Write out, character for character, the line containing "Convert this screenshot" and all lines after it up to the end of the listing.

==== INFORMATION GIVEN ====

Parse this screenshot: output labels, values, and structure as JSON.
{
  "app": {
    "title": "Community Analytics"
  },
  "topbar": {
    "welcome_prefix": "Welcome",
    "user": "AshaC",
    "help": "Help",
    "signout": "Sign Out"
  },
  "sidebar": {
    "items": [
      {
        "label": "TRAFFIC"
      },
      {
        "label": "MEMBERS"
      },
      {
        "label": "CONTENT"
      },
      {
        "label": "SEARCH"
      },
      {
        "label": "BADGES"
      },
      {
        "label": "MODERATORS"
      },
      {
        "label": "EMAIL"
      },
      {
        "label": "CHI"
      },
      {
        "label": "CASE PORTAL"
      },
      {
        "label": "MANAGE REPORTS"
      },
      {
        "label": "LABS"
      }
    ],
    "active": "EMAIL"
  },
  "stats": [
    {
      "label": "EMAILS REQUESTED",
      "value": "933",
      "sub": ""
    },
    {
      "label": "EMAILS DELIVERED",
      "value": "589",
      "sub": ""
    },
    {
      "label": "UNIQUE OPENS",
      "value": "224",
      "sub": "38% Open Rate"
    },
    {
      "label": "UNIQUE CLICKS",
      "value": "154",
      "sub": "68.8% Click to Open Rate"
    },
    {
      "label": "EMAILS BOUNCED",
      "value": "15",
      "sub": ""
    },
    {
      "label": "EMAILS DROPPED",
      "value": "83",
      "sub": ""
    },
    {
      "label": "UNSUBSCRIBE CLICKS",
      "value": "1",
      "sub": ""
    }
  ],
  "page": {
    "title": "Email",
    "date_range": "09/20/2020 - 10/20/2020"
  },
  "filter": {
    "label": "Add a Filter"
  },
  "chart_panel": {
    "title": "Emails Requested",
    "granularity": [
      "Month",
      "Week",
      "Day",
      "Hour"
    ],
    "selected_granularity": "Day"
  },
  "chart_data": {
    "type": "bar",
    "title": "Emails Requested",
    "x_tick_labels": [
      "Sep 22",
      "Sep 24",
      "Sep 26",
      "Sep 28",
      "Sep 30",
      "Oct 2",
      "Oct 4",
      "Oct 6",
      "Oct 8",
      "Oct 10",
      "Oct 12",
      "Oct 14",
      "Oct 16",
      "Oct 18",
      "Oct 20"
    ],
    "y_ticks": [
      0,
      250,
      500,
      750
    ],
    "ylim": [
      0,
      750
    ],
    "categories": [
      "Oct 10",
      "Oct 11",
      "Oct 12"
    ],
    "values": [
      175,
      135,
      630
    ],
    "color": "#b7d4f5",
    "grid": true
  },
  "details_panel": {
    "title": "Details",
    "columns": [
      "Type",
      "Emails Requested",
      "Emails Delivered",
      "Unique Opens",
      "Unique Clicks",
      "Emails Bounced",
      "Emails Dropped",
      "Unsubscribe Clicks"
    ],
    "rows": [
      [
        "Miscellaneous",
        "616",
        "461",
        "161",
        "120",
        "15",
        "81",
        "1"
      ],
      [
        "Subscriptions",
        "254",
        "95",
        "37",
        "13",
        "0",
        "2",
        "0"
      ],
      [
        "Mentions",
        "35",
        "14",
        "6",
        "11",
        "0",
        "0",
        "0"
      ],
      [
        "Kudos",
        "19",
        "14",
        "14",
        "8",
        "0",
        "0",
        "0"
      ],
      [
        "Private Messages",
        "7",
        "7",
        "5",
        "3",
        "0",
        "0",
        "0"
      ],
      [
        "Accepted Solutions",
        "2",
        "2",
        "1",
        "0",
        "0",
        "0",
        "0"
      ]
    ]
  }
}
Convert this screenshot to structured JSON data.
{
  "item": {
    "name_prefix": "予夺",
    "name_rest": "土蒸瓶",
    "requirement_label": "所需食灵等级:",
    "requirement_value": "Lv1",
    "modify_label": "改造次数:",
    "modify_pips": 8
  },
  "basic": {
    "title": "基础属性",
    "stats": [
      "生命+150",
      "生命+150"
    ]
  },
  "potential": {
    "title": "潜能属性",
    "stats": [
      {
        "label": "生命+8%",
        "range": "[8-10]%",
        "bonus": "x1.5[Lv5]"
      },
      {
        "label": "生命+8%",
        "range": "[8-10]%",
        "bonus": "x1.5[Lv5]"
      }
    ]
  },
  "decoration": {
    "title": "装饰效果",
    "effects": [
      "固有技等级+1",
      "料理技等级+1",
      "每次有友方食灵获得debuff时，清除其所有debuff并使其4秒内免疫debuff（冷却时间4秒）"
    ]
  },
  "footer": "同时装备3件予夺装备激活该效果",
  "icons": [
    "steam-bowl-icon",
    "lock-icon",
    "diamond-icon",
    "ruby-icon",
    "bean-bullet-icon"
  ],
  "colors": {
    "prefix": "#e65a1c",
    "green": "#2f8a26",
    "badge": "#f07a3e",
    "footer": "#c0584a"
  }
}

====

● TASK RESPONSE:
Convert this screenshot to structured JSON data.
{
  "item": {
    "name_prefix": "予夺",
    "name_rest": "土蒸瓶",
    "requirement_label": "所需食灵等级:",
    "requirement_value": "Lv1",
    "modify_label": "改造次数:",
    "modify_pips": 8
  },
  "basic": {
    "title": "基础属性",
    "stats": [
      "生命+150",
      "生命+150"
    ]
  },
  "potential": {
    "title": "潜能属性",
    "stats": [
      {
        "label": "生命+8%",
        "range": "[8-10]%",
        "bonus": "x1.5[Lv5]"
      },
      {
        "label": "生命+8%",
        "range": "[8-10]%",
        "bonus": "x1.5[Lv5]"
      }
    ]
  },
  "decoration": {
    "title": "装饰效果",
    "effects": [
      "固有技等级+1",
      "料理技等级+1",
      "每次有友方食灵获得debuff时，清除其所有debuff并使其4秒内免疫debuff（冷却时间4秒）"
    ]
  },
  "footer": "同时装备3件予夺装备激活该效果",
  "icons": [
    "steam-bowl-icon",
    "lock-icon",
    "diamond-icon",
    "ruby-icon",
    "bean-bullet-icon"
  ],
  "colors": {
    "prefix": "#e65a1c",
    "green": "#2f8a26",
    "badge": "#f07a3e",
    "footer": "#c0584a"
  }
}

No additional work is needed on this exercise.